Dataset entries

· · · · ·

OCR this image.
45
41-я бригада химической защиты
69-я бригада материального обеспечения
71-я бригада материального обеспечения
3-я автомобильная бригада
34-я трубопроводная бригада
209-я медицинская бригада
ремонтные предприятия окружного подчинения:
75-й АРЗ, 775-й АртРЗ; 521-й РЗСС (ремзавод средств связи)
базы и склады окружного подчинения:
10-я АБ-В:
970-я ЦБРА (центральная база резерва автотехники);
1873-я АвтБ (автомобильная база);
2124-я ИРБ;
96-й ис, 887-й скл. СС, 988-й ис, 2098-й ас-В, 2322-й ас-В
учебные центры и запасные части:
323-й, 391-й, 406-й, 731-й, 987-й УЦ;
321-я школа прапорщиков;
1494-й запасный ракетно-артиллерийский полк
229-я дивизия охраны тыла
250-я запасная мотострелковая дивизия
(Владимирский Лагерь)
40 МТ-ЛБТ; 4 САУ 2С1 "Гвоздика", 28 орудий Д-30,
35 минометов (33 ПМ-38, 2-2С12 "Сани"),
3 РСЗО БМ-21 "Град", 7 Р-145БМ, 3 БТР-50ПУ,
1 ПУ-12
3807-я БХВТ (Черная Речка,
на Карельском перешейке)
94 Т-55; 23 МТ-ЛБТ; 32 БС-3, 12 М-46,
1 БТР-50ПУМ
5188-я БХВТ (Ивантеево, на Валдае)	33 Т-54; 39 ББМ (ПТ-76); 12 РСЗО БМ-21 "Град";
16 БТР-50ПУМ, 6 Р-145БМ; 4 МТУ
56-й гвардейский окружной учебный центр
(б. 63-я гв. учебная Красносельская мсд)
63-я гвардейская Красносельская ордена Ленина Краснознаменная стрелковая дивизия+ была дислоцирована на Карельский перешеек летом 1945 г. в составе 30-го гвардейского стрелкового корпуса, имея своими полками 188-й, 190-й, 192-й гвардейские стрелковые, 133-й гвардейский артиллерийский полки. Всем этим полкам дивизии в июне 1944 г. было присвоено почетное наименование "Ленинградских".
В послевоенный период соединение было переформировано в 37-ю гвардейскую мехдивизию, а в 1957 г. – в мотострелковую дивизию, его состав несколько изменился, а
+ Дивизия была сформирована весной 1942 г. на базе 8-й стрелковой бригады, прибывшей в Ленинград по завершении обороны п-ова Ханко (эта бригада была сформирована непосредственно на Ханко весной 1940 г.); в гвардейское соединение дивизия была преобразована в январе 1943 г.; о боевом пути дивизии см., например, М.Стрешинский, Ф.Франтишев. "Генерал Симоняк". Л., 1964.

· · · · ·

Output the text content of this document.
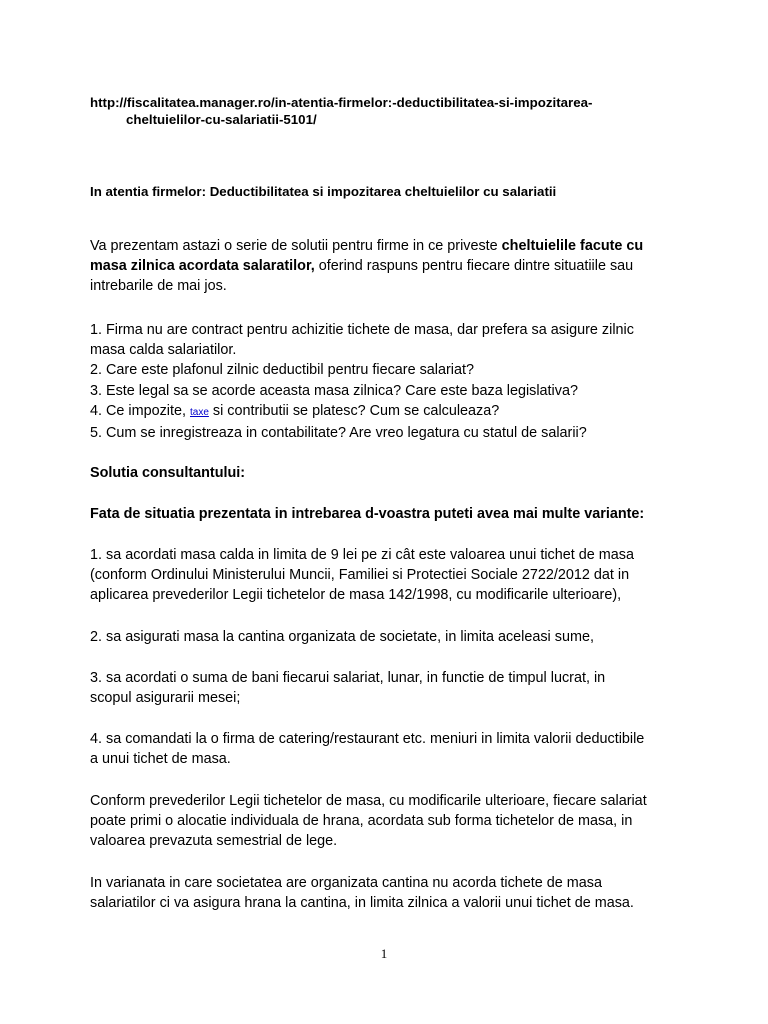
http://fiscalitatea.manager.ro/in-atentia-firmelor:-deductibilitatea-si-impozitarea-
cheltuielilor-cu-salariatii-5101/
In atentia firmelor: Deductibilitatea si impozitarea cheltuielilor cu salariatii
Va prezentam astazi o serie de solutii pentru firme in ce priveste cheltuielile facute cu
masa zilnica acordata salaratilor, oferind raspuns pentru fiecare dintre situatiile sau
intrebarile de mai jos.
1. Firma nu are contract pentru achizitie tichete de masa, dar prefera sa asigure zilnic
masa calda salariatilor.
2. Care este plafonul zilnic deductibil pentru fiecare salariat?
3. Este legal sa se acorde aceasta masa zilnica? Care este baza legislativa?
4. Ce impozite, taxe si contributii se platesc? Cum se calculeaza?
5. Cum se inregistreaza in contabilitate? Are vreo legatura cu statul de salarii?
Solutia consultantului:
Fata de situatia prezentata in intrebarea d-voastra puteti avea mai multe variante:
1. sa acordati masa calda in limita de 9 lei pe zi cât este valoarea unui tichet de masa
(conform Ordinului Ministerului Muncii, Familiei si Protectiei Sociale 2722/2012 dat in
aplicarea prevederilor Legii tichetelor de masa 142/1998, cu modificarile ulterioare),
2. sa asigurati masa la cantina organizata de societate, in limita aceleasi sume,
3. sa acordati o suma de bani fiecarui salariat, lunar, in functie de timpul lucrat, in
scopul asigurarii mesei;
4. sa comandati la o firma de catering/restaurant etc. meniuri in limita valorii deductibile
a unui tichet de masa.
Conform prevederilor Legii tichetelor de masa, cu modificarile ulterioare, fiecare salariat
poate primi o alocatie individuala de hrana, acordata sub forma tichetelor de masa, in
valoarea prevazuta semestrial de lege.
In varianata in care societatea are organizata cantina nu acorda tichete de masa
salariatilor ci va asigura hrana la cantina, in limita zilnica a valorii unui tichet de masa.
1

· · · · ·

Check each line of the records above for the word "tichetelor", then give the number of lines that have it, with no other words.

● Solution to this task
3